═══ Information given ═══

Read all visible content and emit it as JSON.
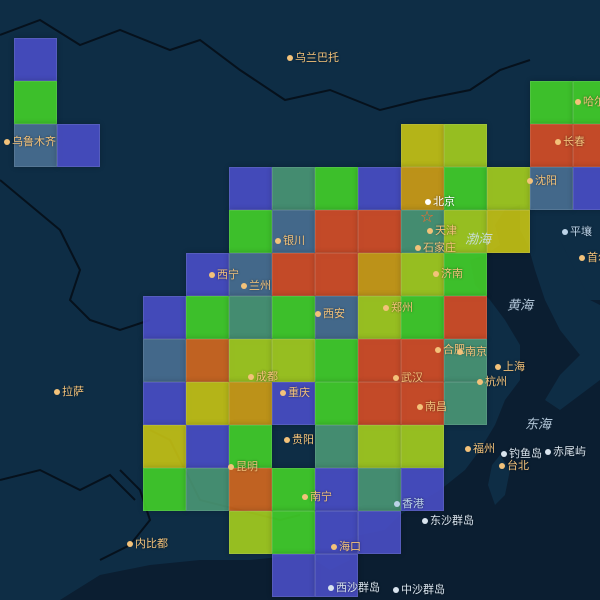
{
  "map": {
    "palette": {
      "blue": "#4b4fc9",
      "teal": "#4c9a77",
      "steel": "#4b7194",
      "green": "#44d428",
      "lime": "#a9d21d",
      "yellow": "#cbc712",
      "orange": "#d5a113",
      "dorange": "#d96a1e",
      "red": "#dc4e25",
      "land": "#0e2d45",
      "sea": "#0b1e31",
      "border": "#06111c"
    },
    "cities": [
      {
        "name": "乌兰巴托",
        "color": "#f3c27a"
      },
      {
        "name": "乌鲁木齐",
        "color": "#f3c27a"
      },
      {
        "name": "哈尔",
        "color": "#f3c27a"
      },
      {
        "name": "长春",
        "color": "#f3c27a"
      },
      {
        "name": "沈阳",
        "color": "#f3c27a"
      },
      {
        "name": "平壤",
        "color": "#bcd3e8"
      },
      {
        "name": "首尔",
        "color": "#f3c27a"
      },
      {
        "name": "北京",
        "color": "#ffffff"
      },
      {
        "name": "天津",
        "color": "#f3c27a"
      },
      {
        "name": "石家庄",
        "color": "#f3c27a"
      },
      {
        "name": "济南",
        "color": "#f3c27a"
      },
      {
        "name": "银川",
        "color": "#f3c27a"
      },
      {
        "name": "西宁",
        "color": "#f3c27a"
      },
      {
        "name": "兰州",
        "color": "#f3c27a"
      },
      {
        "name": "西安",
        "color": "#f3c27a"
      },
      {
        "name": "郑州",
        "color": "#f3c27a"
      },
      {
        "name": "合肥",
        "color": "#f3c27a"
      },
      {
        "name": "南京",
        "color": "#f3c27a"
      },
      {
        "name": "上海",
        "color": "#f3c27a"
      },
      {
        "name": "武汉",
        "color": "#f3c27a"
      },
      {
        "name": "杭州",
        "color": "#f3c27a"
      },
      {
        "name": "成都",
        "color": "#f3c27a"
      },
      {
        "name": "重庆",
        "color": "#f3c27a"
      },
      {
        "name": "拉萨",
        "color": "#f3c27a"
      },
      {
        "name": "南昌",
        "color": "#f3c27a"
      },
      {
        "name": "福州",
        "color": "#f3c27a"
      },
      {
        "name": "贵阳",
        "color": "#f3c27a"
      },
      {
        "name": "昆明",
        "color": "#f3c27a"
      },
      {
        "name": "南宁",
        "color": "#f3c27a"
      },
      {
        "name": "钓鱼岛",
        "color": "#d9e4ee"
      },
      {
        "name": "台北",
        "color": "#f3c27a"
      },
      {
        "name": "赤尾屿",
        "color": "#d9e4ee"
      },
      {
        "name": "香港",
        "color": "#bcd3e8"
      },
      {
        "name": "东沙群岛",
        "color": "#d9e4ee"
      },
      {
        "name": "内比都",
        "color": "#f3c27a"
      },
      {
        "name": "海口",
        "color": "#f3c27a"
      },
      {
        "name": "西沙群岛",
        "color": "#d9e4ee"
      },
      {
        "name": "中沙群岛",
        "color": "#d9e4ee"
      }
    ],
    "seas": [
      "渤海",
      "黄海",
      "东海"
    ],
    "grid": [
      "blue",
      null,
      null,
      null,
      null,
      null,
      null,
      null,
      null,
      null,
      null,
      null,
      null,
      null,
      "green",
      null,
      null,
      null,
      null,
      null,
      null,
      null,
      null,
      null,
      null,
      null,
      "green",
      "green",
      "steel",
      "blue",
      null,
      null,
      null,
      null,
      null,
      null,
      null,
      "yellow",
      "lime",
      null,
      "red",
      "red",
      null,
      null,
      null,
      null,
      null,
      "blue",
      "teal",
      "green",
      "blue",
      "orange",
      "green",
      "lime",
      "steel",
      "blue",
      null,
      null,
      null,
      null,
      null,
      "green",
      "steel",
      "red",
      "red",
      "teal",
      "lime",
      "yellow",
      null,
      null,
      null,
      null,
      null,
      null,
      "blue",
      "steel",
      "red",
      "red",
      "orange",
      "lime",
      "green",
      null,
      null,
      null,
      null,
      null,
      null,
      "blue",
      "green",
      "teal",
      "green",
      "steel",
      "lime",
      "green",
      "red",
      null,
      null,
      null,
      null,
      null,
      null,
      "steel",
      "dorange",
      "lime",
      "lime",
      "green",
      "red",
      "red",
      "teal",
      null,
      null,
      null,
      null,
      null,
      null,
      "blue",
      "yellow",
      "orange",
      "blue",
      "green",
      "red",
      "red",
      "teal",
      null,
      null,
      null,
      null,
      null,
      null,
      "yellow",
      "blue",
      "green",
      null,
      "teal",
      "lime",
      "lime",
      null,
      null,
      null,
      null,
      null,
      null,
      null,
      "green",
      "teal",
      "dorange",
      "green",
      "blue",
      "teal",
      "blue",
      null,
      null,
      null,
      null,
      null,
      null,
      null,
      null,
      null,
      "lime",
      "green",
      "blue",
      "blue",
      null,
      null,
      null,
      null,
      null,
      null,
      null,
      null,
      null,
      null,
      null,
      "blue",
      "blue",
      null,
      null,
      null,
      null,
      null,
      null
    ]
  }
}
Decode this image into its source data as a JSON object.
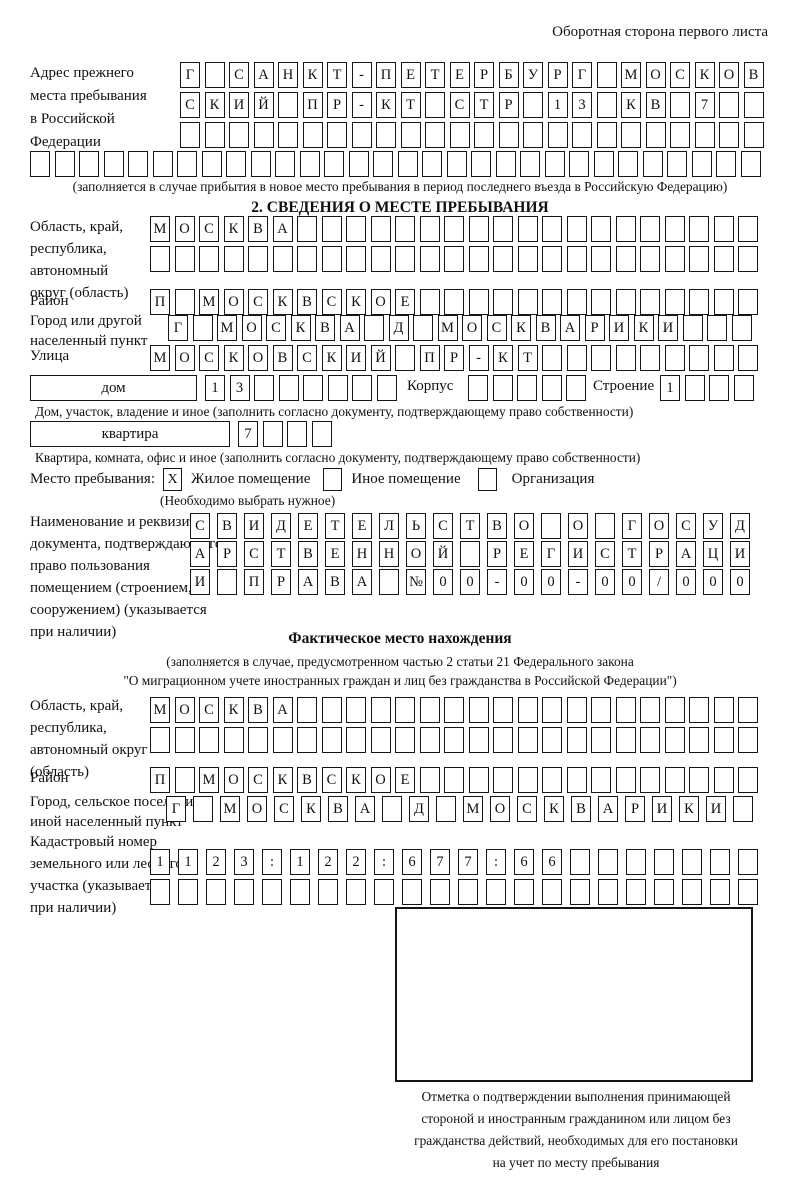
{
  "corner_note": "Оборотная сторона первого листа",
  "prev_address": {
    "label_lines": [
      "Адрес прежнего",
      "места пребывания",
      "в Российской",
      "Федерации"
    ],
    "rows": [
      {
        "chars": "Г САНКТ-ПЕТЕРБУРГ МОСКОВ",
        "count": 24
      },
      {
        "chars": "СКИЙ ПР-КТ СТР 13 КВ 7",
        "count": 24
      },
      {
        "chars": "",
        "count": 24
      },
      {
        "chars": "",
        "count": 30
      }
    ],
    "note": "(заполняется в случае прибытия в новое место пребывания в период последнего въезда в Российскую Федерацию)"
  },
  "section2": {
    "title": "2. СВЕДЕНИЯ О МЕСТЕ ПРЕБЫВАНИЯ",
    "region_label_lines": [
      "Область, край,",
      "республика,",
      "автономный",
      "округ (область)"
    ],
    "region_rows": [
      {
        "chars": "МОСКВА",
        "count": 25
      },
      {
        "chars": "",
        "count": 25
      }
    ],
    "district_label": "Район",
    "district_row": {
      "chars": "П МОСКВСКОЕ",
      "count": 25
    },
    "city_label_lines": [
      "Город или другой",
      "населенный пункт"
    ],
    "city_row": {
      "chars": "Г МОСКВА Д МОСКВАРИКИ",
      "count": 24
    },
    "street_label": "Улица",
    "street_row": {
      "chars": "МОСКОВСКИЙ ПР-КТ",
      "count": 25
    },
    "house_label": "дом",
    "house_cells": {
      "chars": "13",
      "count": 8
    },
    "korpus_label": "Корпус",
    "korpus_cells": {
      "chars": "",
      "count": 5
    },
    "stroenie_label": "Строение",
    "stroenie_cells": {
      "chars": "1",
      "count": 4
    },
    "house_caption": "Дом, участок, владение и иное (заполнить согласно документу, подтверждающему право собственности)",
    "apt_label": "квартира",
    "apt_cells": {
      "chars": "7",
      "count": 4
    },
    "apt_caption": "Квартира, комната, офис и иное (заполнить согласно документу, подтверждающему право собственности)",
    "stay": {
      "label": "Место пребывания:",
      "options": [
        {
          "label": "Жилое помещение",
          "mark": "X"
        },
        {
          "label": "Иное помещение",
          "mark": ""
        },
        {
          "label": "Организация",
          "mark": ""
        }
      ],
      "note": "(Необходимо выбрать нужное)"
    },
    "doc_label_lines": [
      "Наименование и реквизиты",
      "документа, подтверждающего",
      "право пользования",
      "помещением (строением,",
      "сооружением) (указывается",
      "при наличии)"
    ],
    "doc_rows": [
      {
        "chars": "СВИДЕТЕЛЬСТВО О ГОСУД",
        "count": 21
      },
      {
        "chars": "АРСТВЕННОЙ РЕГИСТРАЦИ",
        "count": 21
      },
      {
        "chars": "И ПРАВА №00-00-00/000",
        "count": 21
      }
    ]
  },
  "actual": {
    "title": "Фактическое место нахождения",
    "note_lines": [
      "(заполняется в случае, предусмотренном частью 2 статьи 21 Федерального закона",
      "\"О миграционном учете иностранных граждан и лиц без гражданства в Российской Федерации\")"
    ],
    "region_label_lines": [
      "Область, край,",
      "республика,",
      "автономный округ",
      "(область)"
    ],
    "region_rows": [
      {
        "chars": "МОСКВА",
        "count": 25
      },
      {
        "chars": "",
        "count": 25
      }
    ],
    "district_label": "Район",
    "district_row": {
      "chars": "П МОСКВСКОЕ",
      "count": 25
    },
    "city_label_lines": [
      "Город, сельское поселение,",
      "иной населенный пункт"
    ],
    "city_row": {
      "chars": "Г МОСКВА Д МОСКВАРИКИ",
      "count": 22
    },
    "cadastre_label_lines": [
      "Кадастровый номер",
      "земельного или лесного",
      "участка (указывается",
      "при наличии)"
    ],
    "cadastre_rows": [
      {
        "chars": "1123:122:677:66",
        "count": 22
      },
      {
        "chars": "",
        "count": 22
      }
    ],
    "stamp_caption_lines": [
      "Отметка о подтверждении выполнения принимающей",
      "стороной и иностранным гражданином или лицом без",
      "гражданства действий, необходимых для его постановки",
      "на учет по месту пребывания"
    ]
  }
}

═══

▸ **To do**
Show every line where the string "гражданства" appears.

▸ **Finished exercise**
      "\"О миграционном учете иностранных граждан и лиц без гражданства в Российской Федерации\")"
      "гражданства действий, необходимых для его постановки",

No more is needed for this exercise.